=== OBJECTIVE ===
Quote all entries exactly, leaving pictures aside.

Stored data
— START —

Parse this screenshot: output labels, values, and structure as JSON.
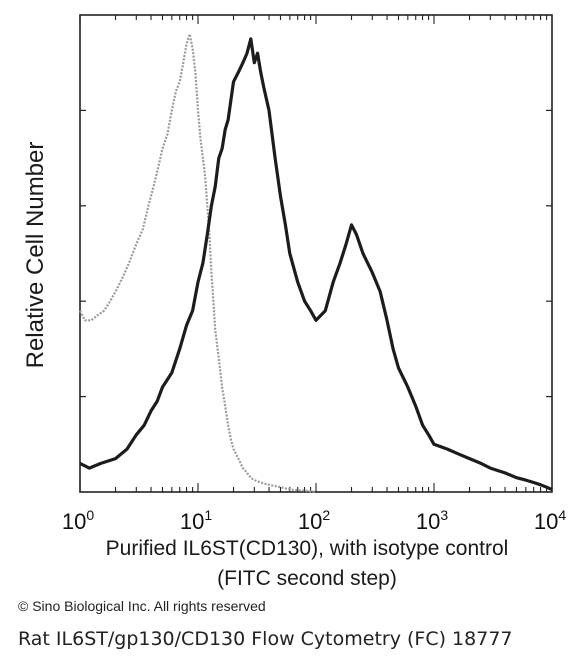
{
  "chart_data": {
    "type": "line",
    "xscale": "log",
    "xlim": [
      1,
      10000
    ],
    "ylim": [
      0,
      100
    ],
    "grid": false,
    "ylabel": "Relative Cell Number",
    "xlabel_line1": "Purified IL6ST(CD130), with isotype control",
    "xlabel_line2": "(FITC second step)",
    "xticks": [
      {
        "value": 1,
        "base": "10",
        "exp": "0"
      },
      {
        "value": 10,
        "base": "10",
        "exp": "1"
      },
      {
        "value": 100,
        "base": "10",
        "exp": "2"
      },
      {
        "value": 1000,
        "base": "10",
        "exp": "3"
      },
      {
        "value": 10000,
        "base": "10",
        "exp": "4"
      }
    ],
    "series": [
      {
        "color": "#9a9a9a",
        "x": [
          1,
          1.1,
          1.25,
          1.4,
          1.6,
          1.8,
          2,
          2.3,
          2.6,
          3,
          3.4,
          3.8,
          4.2,
          4.6,
          5,
          5.5,
          6,
          6.5,
          7,
          7.5,
          8,
          8.5,
          9,
          9.5,
          10,
          10.5,
          11,
          11.5,
          12,
          12.5,
          13,
          13.5,
          14,
          15,
          16,
          17,
          18,
          19,
          20,
          22,
          24,
          26,
          28,
          30,
          34,
          40,
          50,
          60,
          80,
          100
        ],
        "y": [
          38,
          36,
          36,
          37,
          38,
          40,
          42,
          45,
          48,
          52,
          55,
          60,
          64,
          68,
          72,
          75,
          80,
          84,
          86,
          90,
          94,
          96,
          93,
          88,
          80,
          74,
          70,
          66,
          60,
          54,
          46,
          40,
          34,
          28,
          22,
          18,
          14,
          11,
          9,
          7,
          5,
          4,
          3,
          2.5,
          2,
          1.5,
          1,
          0.5,
          0.3,
          0
        ]
      },
      {
        "color": "#1c1c1c",
        "x": [
          1,
          1.2,
          1.5,
          2,
          2.5,
          3,
          3.5,
          4,
          4.5,
          5,
          6,
          7,
          8,
          9,
          10,
          11,
          12,
          13,
          14,
          15,
          16,
          17,
          18,
          20,
          22,
          24,
          26,
          28,
          30,
          32,
          34,
          36,
          40,
          45,
          50,
          55,
          60,
          70,
          80,
          90,
          100,
          120,
          140,
          160,
          180,
          200,
          220,
          250,
          300,
          350,
          400,
          450,
          500,
          600,
          700,
          800,
          900,
          1000,
          1300,
          1600,
          2000,
          2500,
          3000,
          4000,
          5000,
          6000,
          7000,
          8000,
          9000,
          10000
        ],
        "y": [
          6,
          5,
          6,
          7,
          9,
          12,
          14,
          17,
          19,
          22,
          25,
          30,
          35,
          38,
          44,
          48,
          54,
          60,
          64,
          70,
          72,
          76,
          78,
          86,
          88,
          90,
          92,
          95,
          90,
          92,
          88,
          85,
          80,
          70,
          62,
          56,
          50,
          44,
          40,
          38,
          36,
          38,
          44,
          48,
          52,
          56,
          54,
          50,
          46,
          42,
          36,
          30,
          26,
          22,
          18,
          14,
          12,
          10,
          9,
          8,
          7,
          6,
          5,
          4,
          3,
          2.5,
          2,
          1.5,
          1,
          0.5
        ]
      }
    ]
  },
  "copyright": "© Sino Biological Inc. All rights reserved",
  "caption": "Rat IL6ST/gp130/CD130 Flow Cytometry (FC) 18777"
}
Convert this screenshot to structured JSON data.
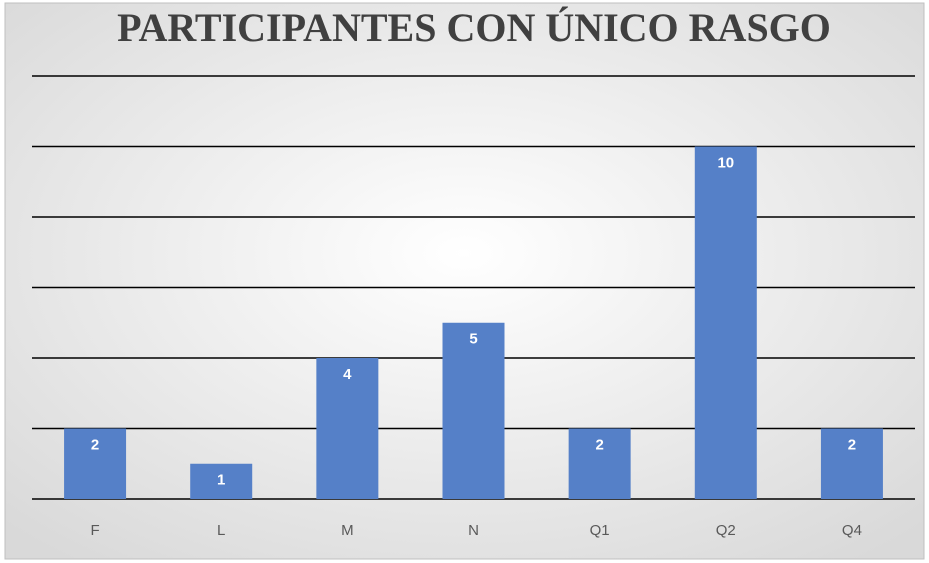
{
  "chart_data": {
    "type": "bar",
    "title": "PARTICIPANTES CON ÚNICO RASGO",
    "categories": [
      "F",
      "L",
      "M",
      "N",
      "Q1",
      "Q2",
      "Q4"
    ],
    "values": [
      2,
      1,
      4,
      5,
      2,
      10,
      2
    ],
    "color": "#5580c8",
    "ylim": [
      0,
      12
    ],
    "yticks": [
      0,
      2,
      4,
      6,
      8,
      10,
      12
    ],
    "grid": true
  }
}
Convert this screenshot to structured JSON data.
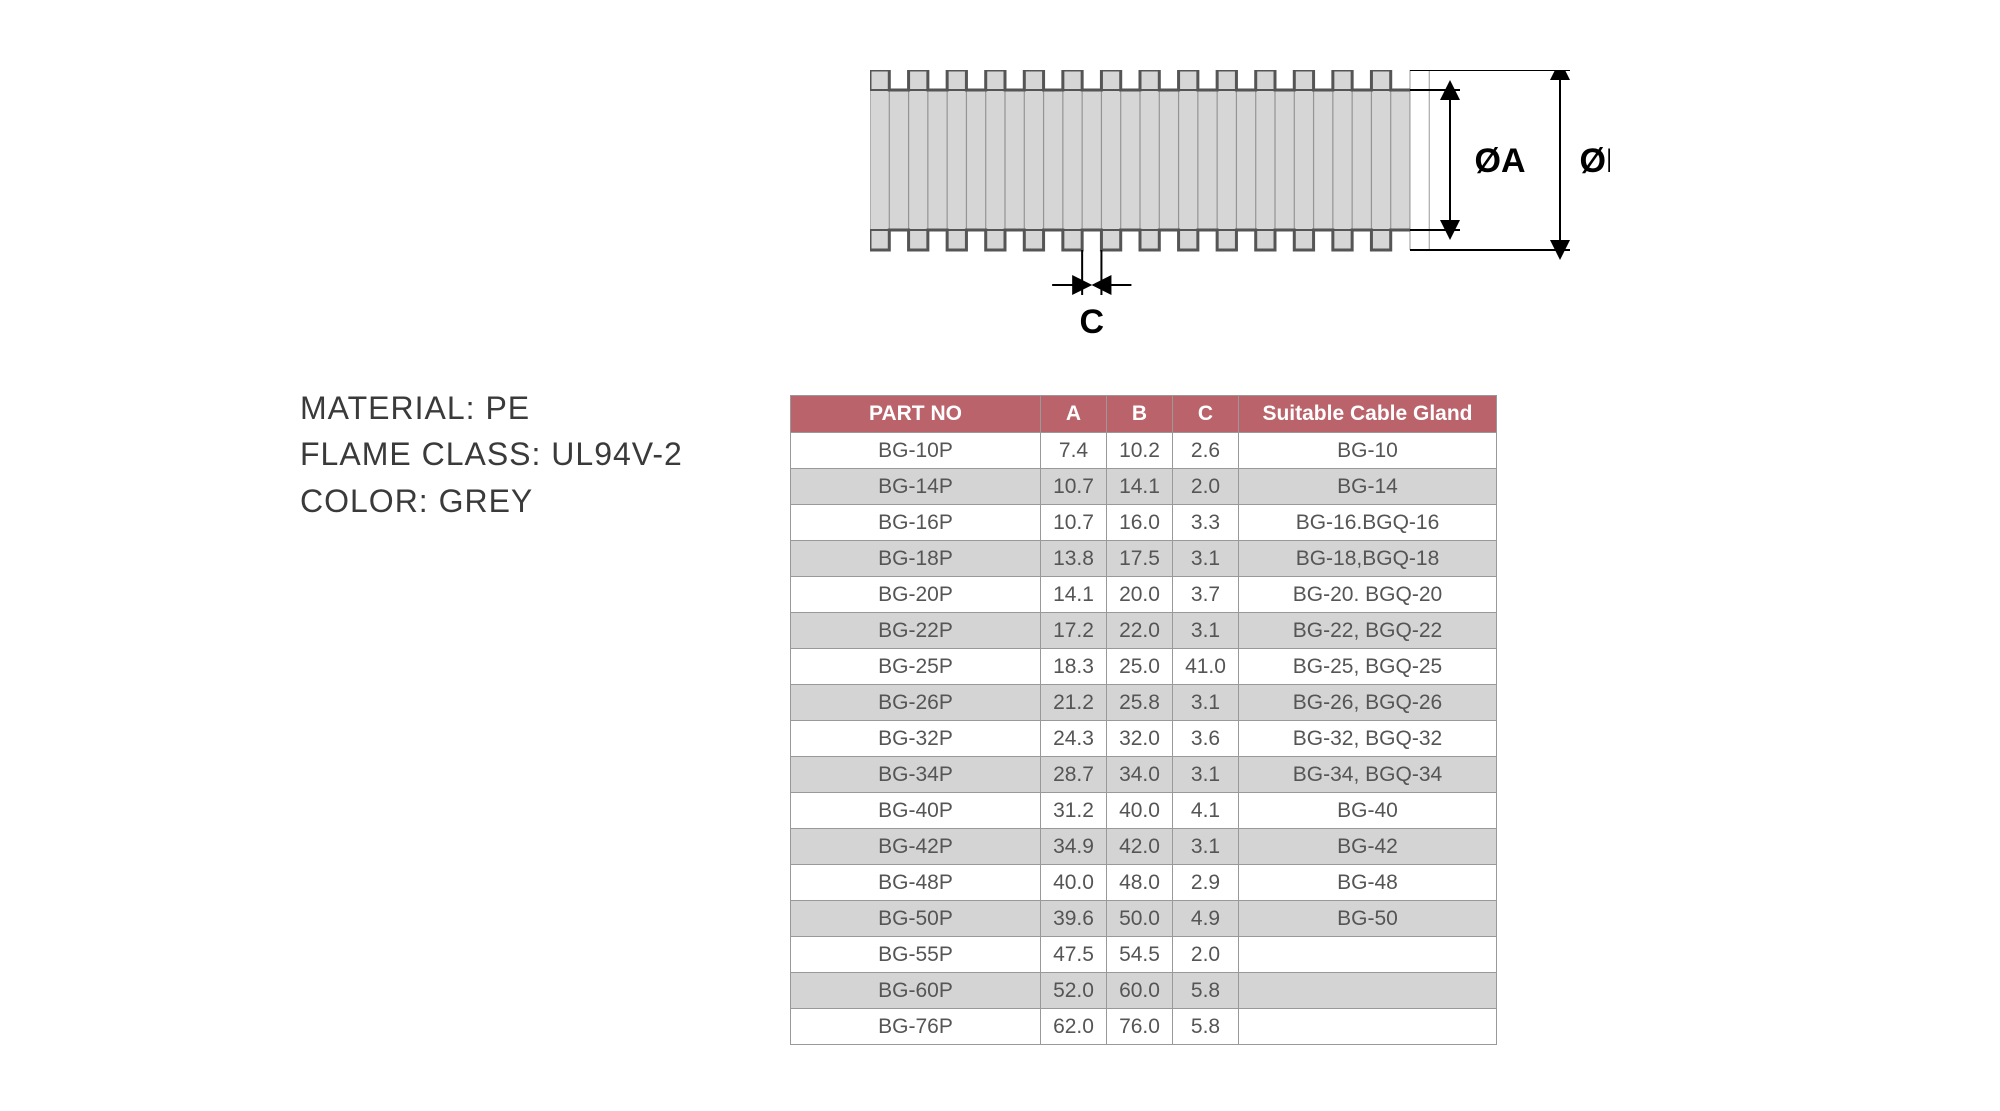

— END —

=== TASK SOLUTION ===
Parse this screenshot: output labels, values, and structure as JSON.
{
  "chart_data": {
    "type": "line",
    "xscale": "log",
    "xlim": [
      1,
      10000
    ],
    "ylim": [
      0,
      100
    ],
    "grid": false,
    "ylabel": "Relative Cell Number",
    "xlabel_line1": "Purified IL6ST(CD130), with isotype control",
    "xlabel_line2": "(FITC second step)",
    "xticks": [
      {
        "value": 1,
        "base": "10",
        "exp": "0"
      },
      {
        "value": 10,
        "base": "10",
        "exp": "1"
      },
      {
        "value": 100,
        "base": "10",
        "exp": "2"
      },
      {
        "value": 1000,
        "base": "10",
        "exp": "3"
      },
      {
        "value": 10000,
        "base": "10",
        "exp": "4"
      }
    ],
    "series": [
      {
        "color": "#9a9a9a",
        "x": [
          1,
          1.1,
          1.25,
          1.4,
          1.6,
          1.8,
          2,
          2.3,
          2.6,
          3,
          3.4,
          3.8,
          4.2,
          4.6,
          5,
          5.5,
          6,
          6.5,
          7,
          7.5,
          8,
          8.5,
          9,
          9.5,
          10,
          10.5,
          11,
          11.5,
          12,
          12.5,
          13,
          13.5,
          14,
          15,
          16,
          17,
          18,
          19,
          20,
          22,
          24,
          26,
          28,
          30,
          34,
          40,
          50,
          60,
          80,
          100
        ],
        "y": [
          38,
          36,
          36,
          37,
          38,
          40,
          42,
          45,
          48,
          52,
          55,
          60,
          64,
          68,
          72,
          75,
          80,
          84,
          86,
          90,
          94,
          96,
          93,
          88,
          80,
          74,
          70,
          66,
          60,
          54,
          46,
          40,
          34,
          28,
          22,
          18,
          14,
          11,
          9,
          7,
          5,
          4,
          3,
          2.5,
          2,
          1.5,
          1,
          0.5,
          0.3,
          0
        ]
      },
      {
        "color": "#1c1c1c",
        "x": [
          1,
          1.2,
          1.5,
          2,
          2.5,
          3,
          3.5,
          4,
          4.5,
          5,
          6,
          7,
          8,
          9,
          10,
          11,
          12,
          13,
          14,
          15,
          16,
          17,
          18,
          20,
          22,
          24,
          26,
          28,
          30,
          32,
          34,
          36,
          40,
          45,
          50,
          55,
          60,
          70,
          80,
          90,
          100,
          120,
          140,
          160,
          180,
          200,
          220,
          250,
          300,
          350,
          400,
          450,
          500,
          600,
          700,
          800,
          900,
          1000,
          1300,
          1600,
          2000,
          2500,
          3000,
          4000,
          5000,
          6000,
          7000,
          8000,
          9000,
          10000
        ],
        "y": [
          6,
          5,
          6,
          7,
          9,
          12,
          14,
          17,
          19,
          22,
          25,
          30,
          35,
          38,
          44,
          48,
          54,
          60,
          64,
          70,
          72,
          76,
          78,
          86,
          88,
          90,
          92,
          95,
          90,
          92,
          88,
          85,
          80,
          70,
          62,
          56,
          50,
          44,
          40,
          38,
          36,
          38,
          44,
          48,
          52,
          56,
          54,
          50,
          46,
          42,
          36,
          30,
          26,
          22,
          18,
          14,
          12,
          10,
          9,
          8,
          7,
          6,
          5,
          4,
          3,
          2.5,
          2,
          1.5,
          1,
          0.5
        ]
      }
    ]
  },
  "copyright": "© Sino Biological Inc. All rights reserved",
  "caption": "Rat IL6ST/gp130/CD130 Flow Cytometry (FC) 18777"
}
Convert this screenshot to structured JSON data.
{
  "chart_data": {
    "type": "bar",
    "title": "PARTICIPANTES CON ÚNICO RASGO",
    "categories": [
      "F",
      "L",
      "M",
      "N",
      "Q1",
      "Q2",
      "Q4"
    ],
    "values": [
      2,
      1,
      4,
      5,
      2,
      10,
      2
    ],
    "color": "#5580c8",
    "ylim": [
      0,
      12
    ],
    "yticks": [
      0,
      2,
      4,
      6,
      8,
      10,
      12
    ],
    "grid": true
  }
}
Convert this screenshot to structured JSON data.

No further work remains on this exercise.